Can you retype every record below exactly as written?

--- STORED ROWS ---

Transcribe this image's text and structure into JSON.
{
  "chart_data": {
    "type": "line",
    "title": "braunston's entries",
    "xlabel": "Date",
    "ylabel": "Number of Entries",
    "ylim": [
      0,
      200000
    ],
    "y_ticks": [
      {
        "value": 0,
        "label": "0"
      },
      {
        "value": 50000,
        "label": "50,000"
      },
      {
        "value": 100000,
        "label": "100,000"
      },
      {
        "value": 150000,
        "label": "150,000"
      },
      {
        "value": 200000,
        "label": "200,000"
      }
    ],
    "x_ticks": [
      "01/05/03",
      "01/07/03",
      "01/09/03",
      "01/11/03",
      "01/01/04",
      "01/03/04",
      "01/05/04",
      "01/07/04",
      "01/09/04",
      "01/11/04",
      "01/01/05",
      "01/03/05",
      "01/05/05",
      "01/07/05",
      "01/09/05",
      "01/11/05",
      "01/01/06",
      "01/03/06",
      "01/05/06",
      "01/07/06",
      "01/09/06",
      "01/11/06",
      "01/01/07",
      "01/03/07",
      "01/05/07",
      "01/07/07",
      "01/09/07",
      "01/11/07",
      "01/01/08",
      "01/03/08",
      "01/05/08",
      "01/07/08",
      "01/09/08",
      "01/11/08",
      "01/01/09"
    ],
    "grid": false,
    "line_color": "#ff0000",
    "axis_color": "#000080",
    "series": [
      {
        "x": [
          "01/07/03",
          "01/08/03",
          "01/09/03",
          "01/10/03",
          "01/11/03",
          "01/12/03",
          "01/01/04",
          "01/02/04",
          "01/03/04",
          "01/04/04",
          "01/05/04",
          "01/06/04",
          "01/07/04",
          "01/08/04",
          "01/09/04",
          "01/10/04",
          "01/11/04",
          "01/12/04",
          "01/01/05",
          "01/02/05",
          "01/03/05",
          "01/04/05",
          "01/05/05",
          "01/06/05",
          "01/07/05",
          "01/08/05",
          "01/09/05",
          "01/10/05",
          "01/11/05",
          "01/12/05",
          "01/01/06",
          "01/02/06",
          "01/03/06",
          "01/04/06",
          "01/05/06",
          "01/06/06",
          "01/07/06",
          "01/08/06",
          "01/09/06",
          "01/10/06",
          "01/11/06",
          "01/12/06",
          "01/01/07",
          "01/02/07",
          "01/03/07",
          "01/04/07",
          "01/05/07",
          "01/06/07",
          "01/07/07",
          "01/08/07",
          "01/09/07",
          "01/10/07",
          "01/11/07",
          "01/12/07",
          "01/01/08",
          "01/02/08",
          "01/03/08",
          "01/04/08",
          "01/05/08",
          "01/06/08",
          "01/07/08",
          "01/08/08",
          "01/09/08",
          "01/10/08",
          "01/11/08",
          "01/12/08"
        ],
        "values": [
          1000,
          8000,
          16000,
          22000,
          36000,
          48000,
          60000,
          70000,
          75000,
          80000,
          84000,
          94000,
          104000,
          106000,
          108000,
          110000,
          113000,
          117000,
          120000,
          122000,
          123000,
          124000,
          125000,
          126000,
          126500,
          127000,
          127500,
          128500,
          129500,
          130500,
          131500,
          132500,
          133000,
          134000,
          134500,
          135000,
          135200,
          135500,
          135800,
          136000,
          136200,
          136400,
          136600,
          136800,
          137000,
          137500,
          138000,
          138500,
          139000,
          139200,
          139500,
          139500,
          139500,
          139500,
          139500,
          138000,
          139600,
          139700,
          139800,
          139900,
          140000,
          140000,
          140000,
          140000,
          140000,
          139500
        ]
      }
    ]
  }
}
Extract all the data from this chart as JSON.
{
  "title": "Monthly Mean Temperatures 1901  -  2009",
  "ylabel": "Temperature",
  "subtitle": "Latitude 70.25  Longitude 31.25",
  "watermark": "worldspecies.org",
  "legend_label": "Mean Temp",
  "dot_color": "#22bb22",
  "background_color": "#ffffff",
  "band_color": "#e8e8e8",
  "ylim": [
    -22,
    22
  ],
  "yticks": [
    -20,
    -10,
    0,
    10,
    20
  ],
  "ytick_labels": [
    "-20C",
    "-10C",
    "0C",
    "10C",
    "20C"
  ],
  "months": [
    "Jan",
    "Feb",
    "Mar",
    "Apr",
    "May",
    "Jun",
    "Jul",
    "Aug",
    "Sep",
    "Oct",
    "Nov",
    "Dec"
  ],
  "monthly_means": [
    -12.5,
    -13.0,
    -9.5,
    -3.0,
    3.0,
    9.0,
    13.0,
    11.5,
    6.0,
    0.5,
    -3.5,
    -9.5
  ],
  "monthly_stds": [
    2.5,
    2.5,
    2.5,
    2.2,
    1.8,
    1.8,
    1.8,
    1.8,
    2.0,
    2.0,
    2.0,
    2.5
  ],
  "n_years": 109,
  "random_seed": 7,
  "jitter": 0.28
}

---

### THE COMPLETED TASK:
Transcribe this image's text and structure into JSON.
{
  "chart_data": {
    "type": "line",
    "title": "braunston's entries",
    "xlabel": "Date",
    "ylabel": "Number of Entries",
    "ylim": [
      0,
      200000
    ],
    "y_ticks": [
      {
        "value": 0,
        "label": "0"
      },
      {
        "value": 50000,
        "label": "50,000"
      },
      {
        "value": 100000,
        "label": "100,000"
      },
      {
        "value": 150000,
        "label": "150,000"
      },
      {
        "value": 200000,
        "label": "200,000"
      }
    ],
    "x_ticks": [
      "01/05/03",
      "01/07/03",
      "01/09/03",
      "01/11/03",
      "01/01/04",
      "01/03/04",
      "01/05/04",
      "01/07/04",
      "01/09/04",
      "01/11/04",
      "01/01/05",
      "01/03/05",
      "01/05/05",
      "01/07/05",
      "01/09/05",
      "01/11/05",
      "01/01/06",
      "01/03/06",
      "01/05/06",
      "01/07/06",
      "01/09/06",
      "01/11/06",
      "01/01/07",
      "01/03/07",
      "01/05/07",
      "01/07/07",
      "01/09/07",
      "01/11/07",
      "01/01/08",
      "01/03/08",
      "01/05/08",
      "01/07/08",
      "01/09/08",
      "01/11/08",
      "01/01/09"
    ],
    "grid": false,
    "line_color": "#ff0000",
    "axis_color": "#000080",
    "series": [
      {
        "x": [
          "01/07/03",
          "01/08/03",
          "01/09/03",
          "01/10/03",
          "01/11/03",
          "01/12/03",
          "01/01/04",
          "01/02/04",
          "01/03/04",
          "01/04/04",
          "01/05/04",
          "01/06/04",
          "01/07/04",
          "01/08/04",
          "01/09/04",
          "01/10/04",
          "01/11/04",
          "01/12/04",
          "01/01/05",
          "01/02/05",
          "01/03/05",
          "01/04/05",
          "01/05/05",
          "01/06/05",
          "01/07/05",
          "01/08/05",
          "01/09/05",
          "01/10/05",
          "01/11/05",
          "01/12/05",
          "01/01/06",
          "01/02/06",
          "01/03/06",
          "01/04/06",
          "01/05/06",
          "01/06/06",
          "01/07/06",
          "01/08/06",
          "01/09/06",
          "01/10/06",
          "01/11/06",
          "01/12/06",
          "01/01/07",
          "01/02/07",
          "01/03/07",
          "01/04/07",
          "01/05/07",
          "01/06/07",
          "01/07/07",
          "01/08/07",
          "01/09/07",
          "01/10/07",
          "01/11/07",
          "01/12/07",
          "01/01/08",
          "01/02/08",
          "01/03/08",
          "01/04/08",
          "01/05/08",
          "01/06/08",
          "01/07/08",
          "01/08/08",
          "01/09/08",
          "01/10/08",
          "01/11/08",
          "01/12/08"
        ],
        "values": [
          1000,
          8000,
          16000,
          22000,
          36000,
          48000,
          60000,
          70000,
          75000,
          80000,
          84000,
          94000,
          104000,
          106000,
          108000,
          110000,
          113000,
          117000,
          120000,
          122000,
          123000,
          124000,
          125000,
          126000,
          126500,
          127000,
          127500,
          128500,
          129500,
          130500,
          131500,
          132500,
          133000,
          134000,
          134500,
          135000,
          135200,
          135500,
          135800,
          136000,
          136200,
          136400,
          136600,
          136800,
          137000,
          137500,
          138000,
          138500,
          139000,
          139200,
          139500,
          139500,
          139500,
          139500,
          139500,
          138000,
          139600,
          139700,
          139800,
          139900,
          140000,
          140000,
          140000,
          140000,
          140000,
          139500
        ]
      }
    ]
  }
}
Extract all the data from this chart as JSON.
{
  "title": "Monthly Mean Temperatures 1901  -  2009",
  "ylabel": "Temperature",
  "subtitle": "Latitude 70.25  Longitude 31.25",
  "watermark": "worldspecies.org",
  "legend_label": "Mean Temp",
  "dot_color": "#22bb22",
  "background_color": "#ffffff",
  "band_color": "#e8e8e8",
  "ylim": [
    -22,
    22
  ],
  "yticks": [
    -20,
    -10,
    0,
    10,
    20
  ],
  "ytick_labels": [
    "-20C",
    "-10C",
    "0C",
    "10C",
    "20C"
  ],
  "months": [
    "Jan",
    "Feb",
    "Mar",
    "Apr",
    "May",
    "Jun",
    "Jul",
    "Aug",
    "Sep",
    "Oct",
    "Nov",
    "Dec"
  ],
  "monthly_means": [
    -12.5,
    -13.0,
    -9.5,
    -3.0,
    3.0,
    9.0,
    13.0,
    11.5,
    6.0,
    0.5,
    -3.5,
    -9.5
  ],
  "monthly_stds": [
    2.5,
    2.5,
    2.5,
    2.2,
    1.8,
    1.8,
    1.8,
    1.8,
    2.0,
    2.0,
    2.0,
    2.5
  ],
  "n_years": 109,
  "random_seed": 7,
  "jitter": 0.28
}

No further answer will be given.